TASK PROMPT :: Set down each record exactly as written.

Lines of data
-*-*-
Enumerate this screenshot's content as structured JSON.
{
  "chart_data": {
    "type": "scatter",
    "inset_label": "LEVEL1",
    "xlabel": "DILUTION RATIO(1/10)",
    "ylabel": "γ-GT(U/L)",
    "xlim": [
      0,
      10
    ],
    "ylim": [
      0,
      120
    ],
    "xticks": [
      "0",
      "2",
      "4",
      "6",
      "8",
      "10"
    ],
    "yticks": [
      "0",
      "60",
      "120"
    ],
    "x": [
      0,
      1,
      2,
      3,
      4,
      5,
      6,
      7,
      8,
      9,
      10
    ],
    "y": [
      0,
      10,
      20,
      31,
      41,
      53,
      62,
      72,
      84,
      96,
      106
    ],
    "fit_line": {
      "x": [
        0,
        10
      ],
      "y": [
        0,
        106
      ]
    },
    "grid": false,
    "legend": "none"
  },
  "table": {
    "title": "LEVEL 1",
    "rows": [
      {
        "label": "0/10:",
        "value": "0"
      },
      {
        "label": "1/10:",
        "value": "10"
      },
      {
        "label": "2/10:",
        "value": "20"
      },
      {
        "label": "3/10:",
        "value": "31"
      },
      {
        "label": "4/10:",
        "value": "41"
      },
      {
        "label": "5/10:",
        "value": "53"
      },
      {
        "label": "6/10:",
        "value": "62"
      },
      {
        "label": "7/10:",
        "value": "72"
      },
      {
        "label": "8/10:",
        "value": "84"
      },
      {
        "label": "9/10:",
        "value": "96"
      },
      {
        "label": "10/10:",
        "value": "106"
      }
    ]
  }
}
-*-*-
REPLY ::
Enumerate this screenshot's content as structured JSON.
{
  "chart_data": {
    "type": "scatter",
    "inset_label": "LEVEL1",
    "xlabel": "DILUTION RATIO(1/10)",
    "ylabel": "γ-GT(U/L)",
    "xlim": [
      0,
      10
    ],
    "ylim": [
      0,
      120
    ],
    "xticks": [
      "0",
      "2",
      "4",
      "6",
      "8",
      "10"
    ],
    "yticks": [
      "0",
      "60",
      "120"
    ],
    "x": [
      0,
      1,
      2,
      3,
      4,
      5,
      6,
      7,
      8,
      9,
      10
    ],
    "y": [
      0,
      10,
      20,
      31,
      41,
      53,
      62,
      72,
      84,
      96,
      106
    ],
    "fit_line": {
      "x": [
        0,
        10
      ],
      "y": [
        0,
        106
      ]
    },
    "grid": false,
    "legend": "none"
  },
  "table": {
    "title": "LEVEL 1",
    "rows": [
      {
        "label": "0/10:",
        "value": "0"
      },
      {
        "label": "1/10:",
        "value": "10"
      },
      {
        "label": "2/10:",
        "value": "20"
      },
      {
        "label": "3/10:",
        "value": "31"
      },
      {
        "label": "4/10:",
        "value": "41"
      },
      {
        "label": "5/10:",
        "value": "53"
      },
      {
        "label": "6/10:",
        "value": "62"
      },
      {
        "label": "7/10:",
        "value": "72"
      },
      {
        "label": "8/10:",
        "value": "84"
      },
      {
        "label": "9/10:",
        "value": "96"
      },
      {
        "label": "10/10:",
        "value": "106"
      }
    ]
  }
}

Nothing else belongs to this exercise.